• What the exercise asks: Quote, without change, all of the lines that follow.

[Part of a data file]
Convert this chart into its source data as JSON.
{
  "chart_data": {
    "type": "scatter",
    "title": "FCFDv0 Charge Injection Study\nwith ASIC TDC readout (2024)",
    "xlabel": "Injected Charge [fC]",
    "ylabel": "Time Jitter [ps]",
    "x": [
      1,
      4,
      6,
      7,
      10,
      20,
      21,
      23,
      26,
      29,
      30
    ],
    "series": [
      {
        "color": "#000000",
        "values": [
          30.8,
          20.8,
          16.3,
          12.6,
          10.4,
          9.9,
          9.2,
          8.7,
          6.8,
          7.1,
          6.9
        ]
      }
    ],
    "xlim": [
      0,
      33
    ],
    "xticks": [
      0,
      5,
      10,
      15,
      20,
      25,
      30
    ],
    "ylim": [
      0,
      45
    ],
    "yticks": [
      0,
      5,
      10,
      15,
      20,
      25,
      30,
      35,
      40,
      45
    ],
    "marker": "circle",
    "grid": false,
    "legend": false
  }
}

• Task output:
Convert this chart into its source data as JSON.
{
  "chart_data": {
    "type": "scatter",
    "title": "FCFDv0 Charge Injection Study\nwith ASIC TDC readout (2024)",
    "xlabel": "Injected Charge [fC]",
    "ylabel": "Time Jitter [ps]",
    "x": [
      1,
      4,
      6,
      7,
      10,
      20,
      21,
      23,
      26,
      29,
      30
    ],
    "series": [
      {
        "color": "#000000",
        "values": [
          30.8,
          20.8,
          16.3,
          12.6,
          10.4,
          9.9,
          9.2,
          8.7,
          6.8,
          7.1,
          6.9
        ]
      }
    ],
    "xlim": [
      0,
      33
    ],
    "xticks": [
      0,
      5,
      10,
      15,
      20,
      25,
      30
    ],
    "ylim": [
      0,
      45
    ],
    "yticks": [
      0,
      5,
      10,
      15,
      20,
      25,
      30,
      35,
      40,
      45
    ],
    "marker": "circle",
    "grid": false,
    "legend": false
  }
}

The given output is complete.